Below are the records. Gather each line that holds "Population".

Dataset entries on figures
--

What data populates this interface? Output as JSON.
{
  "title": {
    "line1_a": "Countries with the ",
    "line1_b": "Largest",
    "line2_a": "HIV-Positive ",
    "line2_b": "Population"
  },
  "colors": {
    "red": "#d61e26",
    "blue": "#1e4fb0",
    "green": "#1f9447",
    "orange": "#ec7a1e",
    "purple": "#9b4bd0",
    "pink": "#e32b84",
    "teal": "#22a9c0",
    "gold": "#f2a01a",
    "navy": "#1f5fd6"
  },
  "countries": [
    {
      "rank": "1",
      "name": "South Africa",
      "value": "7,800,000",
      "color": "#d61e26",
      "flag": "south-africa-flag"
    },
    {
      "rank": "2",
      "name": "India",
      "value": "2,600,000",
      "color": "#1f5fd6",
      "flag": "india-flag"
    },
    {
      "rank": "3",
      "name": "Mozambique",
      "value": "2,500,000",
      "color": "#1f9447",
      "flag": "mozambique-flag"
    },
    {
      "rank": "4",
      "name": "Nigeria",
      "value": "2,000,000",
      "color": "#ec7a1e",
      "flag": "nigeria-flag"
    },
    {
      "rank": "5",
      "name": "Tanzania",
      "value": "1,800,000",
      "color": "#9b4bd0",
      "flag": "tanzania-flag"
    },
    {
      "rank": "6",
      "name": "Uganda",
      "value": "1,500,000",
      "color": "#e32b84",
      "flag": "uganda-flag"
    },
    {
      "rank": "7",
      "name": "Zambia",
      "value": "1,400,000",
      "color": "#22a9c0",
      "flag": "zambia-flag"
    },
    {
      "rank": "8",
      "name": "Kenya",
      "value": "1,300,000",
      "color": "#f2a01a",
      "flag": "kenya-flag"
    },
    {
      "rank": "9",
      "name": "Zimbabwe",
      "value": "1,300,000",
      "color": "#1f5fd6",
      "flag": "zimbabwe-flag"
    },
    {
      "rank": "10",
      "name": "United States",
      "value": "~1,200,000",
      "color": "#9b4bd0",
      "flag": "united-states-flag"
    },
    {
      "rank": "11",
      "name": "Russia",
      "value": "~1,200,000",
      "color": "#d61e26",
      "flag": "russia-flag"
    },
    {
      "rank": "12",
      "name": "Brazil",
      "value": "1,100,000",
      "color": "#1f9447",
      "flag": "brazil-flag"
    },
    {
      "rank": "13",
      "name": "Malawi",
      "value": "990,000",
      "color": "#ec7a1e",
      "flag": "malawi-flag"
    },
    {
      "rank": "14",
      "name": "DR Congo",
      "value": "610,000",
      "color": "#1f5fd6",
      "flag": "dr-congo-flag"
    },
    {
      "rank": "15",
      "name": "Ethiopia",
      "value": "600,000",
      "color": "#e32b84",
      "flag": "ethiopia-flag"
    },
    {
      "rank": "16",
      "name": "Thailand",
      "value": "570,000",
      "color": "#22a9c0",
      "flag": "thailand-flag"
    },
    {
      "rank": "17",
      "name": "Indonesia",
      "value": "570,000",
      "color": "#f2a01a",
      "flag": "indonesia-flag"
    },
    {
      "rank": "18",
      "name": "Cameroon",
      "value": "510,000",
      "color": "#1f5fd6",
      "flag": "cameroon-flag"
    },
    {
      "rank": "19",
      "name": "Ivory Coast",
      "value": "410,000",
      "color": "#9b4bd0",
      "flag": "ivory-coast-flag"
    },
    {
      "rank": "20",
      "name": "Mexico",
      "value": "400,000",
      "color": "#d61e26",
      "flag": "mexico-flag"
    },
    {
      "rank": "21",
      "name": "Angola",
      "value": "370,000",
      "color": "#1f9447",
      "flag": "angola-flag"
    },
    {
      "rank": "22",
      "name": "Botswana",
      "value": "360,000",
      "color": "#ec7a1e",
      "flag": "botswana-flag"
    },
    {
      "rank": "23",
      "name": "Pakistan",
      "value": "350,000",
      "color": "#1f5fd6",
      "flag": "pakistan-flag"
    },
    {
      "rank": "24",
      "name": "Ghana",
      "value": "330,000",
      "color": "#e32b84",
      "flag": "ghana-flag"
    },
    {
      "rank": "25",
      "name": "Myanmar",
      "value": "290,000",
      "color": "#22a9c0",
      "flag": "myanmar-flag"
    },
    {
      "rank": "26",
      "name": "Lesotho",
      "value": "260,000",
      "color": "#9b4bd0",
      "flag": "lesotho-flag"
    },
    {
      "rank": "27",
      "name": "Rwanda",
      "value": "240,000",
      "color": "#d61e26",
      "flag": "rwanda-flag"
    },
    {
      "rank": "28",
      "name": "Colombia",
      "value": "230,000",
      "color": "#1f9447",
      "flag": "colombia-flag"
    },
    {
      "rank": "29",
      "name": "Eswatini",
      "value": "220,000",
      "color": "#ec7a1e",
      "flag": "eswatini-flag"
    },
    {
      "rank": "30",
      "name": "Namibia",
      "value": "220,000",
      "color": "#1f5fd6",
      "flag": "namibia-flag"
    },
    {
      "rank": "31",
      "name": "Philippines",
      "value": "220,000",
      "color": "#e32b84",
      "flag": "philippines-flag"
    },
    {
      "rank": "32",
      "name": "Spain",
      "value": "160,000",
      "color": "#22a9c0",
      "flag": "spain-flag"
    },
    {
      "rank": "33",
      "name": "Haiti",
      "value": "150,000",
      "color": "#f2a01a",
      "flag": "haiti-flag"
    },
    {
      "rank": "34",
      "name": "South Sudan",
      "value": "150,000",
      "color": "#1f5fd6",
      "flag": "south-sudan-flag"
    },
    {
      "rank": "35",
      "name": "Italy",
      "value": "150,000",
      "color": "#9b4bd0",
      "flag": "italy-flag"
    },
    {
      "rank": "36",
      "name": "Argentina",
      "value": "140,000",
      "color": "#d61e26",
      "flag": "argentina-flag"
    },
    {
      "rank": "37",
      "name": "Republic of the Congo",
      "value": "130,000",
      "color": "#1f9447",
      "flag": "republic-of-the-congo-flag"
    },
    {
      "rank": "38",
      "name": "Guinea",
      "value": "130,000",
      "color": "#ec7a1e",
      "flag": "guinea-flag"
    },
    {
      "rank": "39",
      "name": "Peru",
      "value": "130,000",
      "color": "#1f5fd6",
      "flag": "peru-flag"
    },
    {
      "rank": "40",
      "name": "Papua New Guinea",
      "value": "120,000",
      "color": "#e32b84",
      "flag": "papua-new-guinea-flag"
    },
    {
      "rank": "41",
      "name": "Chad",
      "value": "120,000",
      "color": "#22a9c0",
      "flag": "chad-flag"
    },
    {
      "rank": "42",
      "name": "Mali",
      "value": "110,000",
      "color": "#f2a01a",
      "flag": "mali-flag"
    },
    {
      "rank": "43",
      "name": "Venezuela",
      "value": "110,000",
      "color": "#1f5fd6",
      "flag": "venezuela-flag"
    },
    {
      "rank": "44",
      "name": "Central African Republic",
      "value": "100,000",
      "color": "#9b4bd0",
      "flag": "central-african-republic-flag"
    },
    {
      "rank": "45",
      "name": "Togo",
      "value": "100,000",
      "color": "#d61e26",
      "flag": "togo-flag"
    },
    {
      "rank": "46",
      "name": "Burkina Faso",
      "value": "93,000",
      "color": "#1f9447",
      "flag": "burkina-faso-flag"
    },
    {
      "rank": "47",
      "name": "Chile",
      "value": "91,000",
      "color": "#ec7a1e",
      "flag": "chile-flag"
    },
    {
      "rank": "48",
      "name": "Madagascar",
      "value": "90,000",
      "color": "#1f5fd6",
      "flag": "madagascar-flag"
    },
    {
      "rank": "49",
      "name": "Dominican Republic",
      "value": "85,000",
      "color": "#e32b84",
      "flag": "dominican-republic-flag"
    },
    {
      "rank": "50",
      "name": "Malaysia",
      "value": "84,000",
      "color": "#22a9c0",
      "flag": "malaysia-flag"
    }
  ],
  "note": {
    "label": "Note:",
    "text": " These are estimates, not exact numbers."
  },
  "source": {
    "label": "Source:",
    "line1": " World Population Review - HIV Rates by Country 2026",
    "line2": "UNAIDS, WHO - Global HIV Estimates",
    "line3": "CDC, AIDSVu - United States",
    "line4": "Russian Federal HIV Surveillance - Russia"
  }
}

--

— EXERCISE RESULT —
    "line2_b": "Population"
    "line1": " World Population Review - HIV Rates by Country 2026",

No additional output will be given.